:: Task statement ::
Retype all of the data exactly as given.

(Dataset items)
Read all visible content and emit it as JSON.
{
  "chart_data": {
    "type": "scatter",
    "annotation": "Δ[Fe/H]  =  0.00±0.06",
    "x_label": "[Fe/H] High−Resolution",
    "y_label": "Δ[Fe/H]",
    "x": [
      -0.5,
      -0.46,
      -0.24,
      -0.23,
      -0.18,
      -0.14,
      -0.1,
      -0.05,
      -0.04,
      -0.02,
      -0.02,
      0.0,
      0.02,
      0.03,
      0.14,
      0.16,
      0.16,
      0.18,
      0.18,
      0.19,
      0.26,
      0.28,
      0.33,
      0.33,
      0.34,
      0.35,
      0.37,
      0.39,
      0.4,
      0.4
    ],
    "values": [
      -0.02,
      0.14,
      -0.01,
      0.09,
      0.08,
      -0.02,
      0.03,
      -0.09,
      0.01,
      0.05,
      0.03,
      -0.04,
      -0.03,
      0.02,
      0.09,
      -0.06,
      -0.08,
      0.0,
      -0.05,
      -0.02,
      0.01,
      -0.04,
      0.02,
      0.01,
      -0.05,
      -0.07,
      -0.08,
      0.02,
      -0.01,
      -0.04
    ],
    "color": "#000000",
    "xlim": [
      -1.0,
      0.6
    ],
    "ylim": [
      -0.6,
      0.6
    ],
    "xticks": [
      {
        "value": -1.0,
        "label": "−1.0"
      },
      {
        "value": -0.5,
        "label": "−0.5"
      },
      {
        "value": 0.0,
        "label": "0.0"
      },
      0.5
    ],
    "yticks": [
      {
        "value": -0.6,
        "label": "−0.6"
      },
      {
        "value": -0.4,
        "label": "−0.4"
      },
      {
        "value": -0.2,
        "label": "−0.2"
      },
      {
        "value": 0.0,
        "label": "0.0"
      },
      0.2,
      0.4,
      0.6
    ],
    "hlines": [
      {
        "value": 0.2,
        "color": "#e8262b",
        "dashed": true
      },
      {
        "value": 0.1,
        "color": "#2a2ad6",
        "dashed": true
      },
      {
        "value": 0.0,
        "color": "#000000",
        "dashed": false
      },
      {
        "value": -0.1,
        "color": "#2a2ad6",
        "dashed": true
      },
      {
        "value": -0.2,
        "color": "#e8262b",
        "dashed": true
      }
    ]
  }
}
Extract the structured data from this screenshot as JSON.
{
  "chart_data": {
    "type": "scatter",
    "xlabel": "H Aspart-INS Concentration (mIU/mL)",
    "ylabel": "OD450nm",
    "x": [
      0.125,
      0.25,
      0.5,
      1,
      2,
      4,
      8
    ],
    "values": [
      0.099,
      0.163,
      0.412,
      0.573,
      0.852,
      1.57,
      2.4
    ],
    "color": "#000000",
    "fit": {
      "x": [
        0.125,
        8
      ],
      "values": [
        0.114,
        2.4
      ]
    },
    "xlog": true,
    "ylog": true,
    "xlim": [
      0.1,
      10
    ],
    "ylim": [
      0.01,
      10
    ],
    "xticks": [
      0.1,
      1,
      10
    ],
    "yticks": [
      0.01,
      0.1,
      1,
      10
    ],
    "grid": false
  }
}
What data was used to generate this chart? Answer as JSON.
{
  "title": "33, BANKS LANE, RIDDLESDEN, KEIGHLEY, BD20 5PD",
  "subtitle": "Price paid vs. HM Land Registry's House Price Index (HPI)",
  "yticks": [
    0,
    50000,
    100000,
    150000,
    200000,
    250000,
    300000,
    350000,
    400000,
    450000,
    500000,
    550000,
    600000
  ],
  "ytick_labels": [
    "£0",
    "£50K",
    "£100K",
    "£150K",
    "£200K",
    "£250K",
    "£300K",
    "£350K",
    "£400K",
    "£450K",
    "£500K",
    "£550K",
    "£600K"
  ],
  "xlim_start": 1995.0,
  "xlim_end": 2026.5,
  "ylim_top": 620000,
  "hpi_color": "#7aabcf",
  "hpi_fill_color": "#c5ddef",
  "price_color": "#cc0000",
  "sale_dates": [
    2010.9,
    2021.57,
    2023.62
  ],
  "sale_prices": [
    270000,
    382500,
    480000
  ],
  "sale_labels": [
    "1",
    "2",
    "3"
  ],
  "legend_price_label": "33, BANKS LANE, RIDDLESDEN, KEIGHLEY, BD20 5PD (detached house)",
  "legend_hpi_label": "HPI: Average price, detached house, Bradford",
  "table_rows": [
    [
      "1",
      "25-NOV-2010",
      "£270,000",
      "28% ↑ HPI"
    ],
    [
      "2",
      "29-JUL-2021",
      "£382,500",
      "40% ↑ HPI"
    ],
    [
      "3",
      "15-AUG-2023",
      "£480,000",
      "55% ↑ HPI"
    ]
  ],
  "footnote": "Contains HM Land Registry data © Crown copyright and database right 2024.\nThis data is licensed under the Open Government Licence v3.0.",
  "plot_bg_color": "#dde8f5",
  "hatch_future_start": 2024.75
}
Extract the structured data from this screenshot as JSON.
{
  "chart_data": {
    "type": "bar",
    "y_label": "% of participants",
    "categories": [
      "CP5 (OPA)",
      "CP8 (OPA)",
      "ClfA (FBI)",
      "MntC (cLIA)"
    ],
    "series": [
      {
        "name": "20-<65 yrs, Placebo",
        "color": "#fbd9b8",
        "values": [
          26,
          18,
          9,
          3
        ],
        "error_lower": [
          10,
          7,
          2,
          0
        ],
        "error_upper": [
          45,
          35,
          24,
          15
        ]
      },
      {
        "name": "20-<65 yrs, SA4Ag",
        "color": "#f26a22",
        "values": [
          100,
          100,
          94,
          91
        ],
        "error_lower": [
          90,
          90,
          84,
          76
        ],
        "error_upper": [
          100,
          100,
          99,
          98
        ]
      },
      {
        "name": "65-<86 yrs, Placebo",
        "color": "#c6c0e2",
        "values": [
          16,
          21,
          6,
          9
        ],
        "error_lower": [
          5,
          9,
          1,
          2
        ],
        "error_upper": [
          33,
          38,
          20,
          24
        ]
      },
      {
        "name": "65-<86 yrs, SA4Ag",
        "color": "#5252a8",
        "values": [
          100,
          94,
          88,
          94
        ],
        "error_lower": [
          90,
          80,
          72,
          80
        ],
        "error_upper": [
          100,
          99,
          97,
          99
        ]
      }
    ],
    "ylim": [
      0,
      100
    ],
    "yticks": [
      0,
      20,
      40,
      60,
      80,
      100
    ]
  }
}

:: Response below ::
Read all visible content and emit it as JSON.
{
  "chart_data": {
    "type": "scatter",
    "annotation": "Δ[Fe/H]  =  0.00±0.06",
    "x_label": "[Fe/H] High−Resolution",
    "y_label": "Δ[Fe/H]",
    "x": [
      -0.5,
      -0.46,
      -0.24,
      -0.23,
      -0.18,
      -0.14,
      -0.1,
      -0.05,
      -0.04,
      -0.02,
      -0.02,
      0.0,
      0.02,
      0.03,
      0.14,
      0.16,
      0.16,
      0.18,
      0.18,
      0.19,
      0.26,
      0.28,
      0.33,
      0.33,
      0.34,
      0.35,
      0.37,
      0.39,
      0.4,
      0.4
    ],
    "values": [
      -0.02,
      0.14,
      -0.01,
      0.09,
      0.08,
      -0.02,
      0.03,
      -0.09,
      0.01,
      0.05,
      0.03,
      -0.04,
      -0.03,
      0.02,
      0.09,
      -0.06,
      -0.08,
      0.0,
      -0.05,
      -0.02,
      0.01,
      -0.04,
      0.02,
      0.01,
      -0.05,
      -0.07,
      -0.08,
      0.02,
      -0.01,
      -0.04
    ],
    "color": "#000000",
    "xlim": [
      -1.0,
      0.6
    ],
    "ylim": [
      -0.6,
      0.6
    ],
    "xticks": [
      {
        "value": -1.0,
        "label": "−1.0"
      },
      {
        "value": -0.5,
        "label": "−0.5"
      },
      {
        "value": 0.0,
        "label": "0.0"
      },
      0.5
    ],
    "yticks": [
      {
        "value": -0.6,
        "label": "−0.6"
      },
      {
        "value": -0.4,
        "label": "−0.4"
      },
      {
        "value": -0.2,
        "label": "−0.2"
      },
      {
        "value": 0.0,
        "label": "0.0"
      },
      0.2,
      0.4,
      0.6
    ],
    "hlines": [
      {
        "value": 0.2,
        "color": "#e8262b",
        "dashed": true
      },
      {
        "value": 0.1,
        "color": "#2a2ad6",
        "dashed": true
      },
      {
        "value": 0.0,
        "color": "#000000",
        "dashed": false
      },
      {
        "value": -0.1,
        "color": "#2a2ad6",
        "dashed": true
      },
      {
        "value": -0.2,
        "color": "#e8262b",
        "dashed": true
      }
    ]
  }
}
Extract the structured data from this screenshot as JSON.
{
  "chart_data": {
    "type": "scatter",
    "xlabel": "H Aspart-INS Concentration (mIU/mL)",
    "ylabel": "OD450nm",
    "x": [
      0.125,
      0.25,
      0.5,
      1,
      2,
      4,
      8
    ],
    "values": [
      0.099,
      0.163,
      0.412,
      0.573,
      0.852,
      1.57,
      2.4
    ],
    "color": "#000000",
    "fit": {
      "x": [
        0.125,
        8
      ],
      "values": [
        0.114,
        2.4
      ]
    },
    "xlog": true,
    "ylog": true,
    "xlim": [
      0.1,
      10
    ],
    "ylim": [
      0.01,
      10
    ],
    "xticks": [
      0.1,
      1,
      10
    ],
    "yticks": [
      0.01,
      0.1,
      1,
      10
    ],
    "grid": false
  }
}
What data was used to generate this chart? Answer as JSON.
{
  "title": "33, BANKS LANE, RIDDLESDEN, KEIGHLEY, BD20 5PD",
  "subtitle": "Price paid vs. HM Land Registry's House Price Index (HPI)",
  "yticks": [
    0,
    50000,
    100000,
    150000,
    200000,
    250000,
    300000,
    350000,
    400000,
    450000,
    500000,
    550000,
    600000
  ],
  "ytick_labels": [
    "£0",
    "£50K",
    "£100K",
    "£150K",
    "£200K",
    "£250K",
    "£300K",
    "£350K",
    "£400K",
    "£450K",
    "£500K",
    "£550K",
    "£600K"
  ],
  "xlim_start": 1995.0,
  "xlim_end": 2026.5,
  "ylim_top": 620000,
  "hpi_color": "#7aabcf",
  "hpi_fill_color": "#c5ddef",
  "price_color": "#cc0000",
  "sale_dates": [
    2010.9,
    2021.57,
    2023.62
  ],
  "sale_prices": [
    270000,
    382500,
    480000
  ],
  "sale_labels": [
    "1",
    "2",
    "3"
  ],
  "legend_price_label": "33, BANKS LANE, RIDDLESDEN, KEIGHLEY, BD20 5PD (detached house)",
  "legend_hpi_label": "HPI: Average price, detached house, Bradford",
  "table_rows": [
    [
      "1",
      "25-NOV-2010",
      "£270,000",
      "28% ↑ HPI"
    ],
    [
      "2",
      "29-JUL-2021",
      "£382,500",
      "40% ↑ HPI"
    ],
    [
      "3",
      "15-AUG-2023",
      "£480,000",
      "55% ↑ HPI"
    ]
  ],
  "footnote": "Contains HM Land Registry data © Crown copyright and database right 2024.\nThis data is licensed under the Open Government Licence v3.0.",
  "plot_bg_color": "#dde8f5",
  "hatch_future_start": 2024.75
}
Extract the structured data from this screenshot as JSON.
{
  "chart_data": {
    "type": "bar",
    "y_label": "% of participants",
    "categories": [
      "CP5 (OPA)",
      "CP8 (OPA)",
      "ClfA (FBI)",
      "MntC (cLIA)"
    ],
    "series": [
      {
        "name": "20-<65 yrs, Placebo",
        "color": "#fbd9b8",
        "values": [
          26,
          18,
          9,
          3
        ],
        "error_lower": [
          10,
          7,
          2,
          0
        ],
        "error_upper": [
          45,
          35,
          24,
          15
        ]
      },
      {
        "name": "20-<65 yrs, SA4Ag",
        "color": "#f26a22",
        "values": [
          100,
          100,
          94,
          91
        ],
        "error_lower": [
          90,
          90,
          84,
          76
        ],
        "error_upper": [
          100,
          100,
          99,
          98
        ]
      },
      {
        "name": "65-<86 yrs, Placebo",
        "color": "#c6c0e2",
        "values": [
          16,
          21,
          6,
          9
        ],
        "error_lower": [
          5,
          9,
          1,
          2
        ],
        "error_upper": [
          33,
          38,
          20,
          24
        ]
      },
      {
        "name": "65-<86 yrs, SA4Ag",
        "color": "#5252a8",
        "values": [
          100,
          94,
          88,
          94
        ],
        "error_lower": [
          90,
          80,
          72,
          80
        ],
        "error_upper": [
          100,
          99,
          97,
          99
        ]
      }
    ],
    "ylim": [
      0,
      100
    ],
    "yticks": [
      0,
      20,
      40,
      60,
      80,
      100
    ]
  }
}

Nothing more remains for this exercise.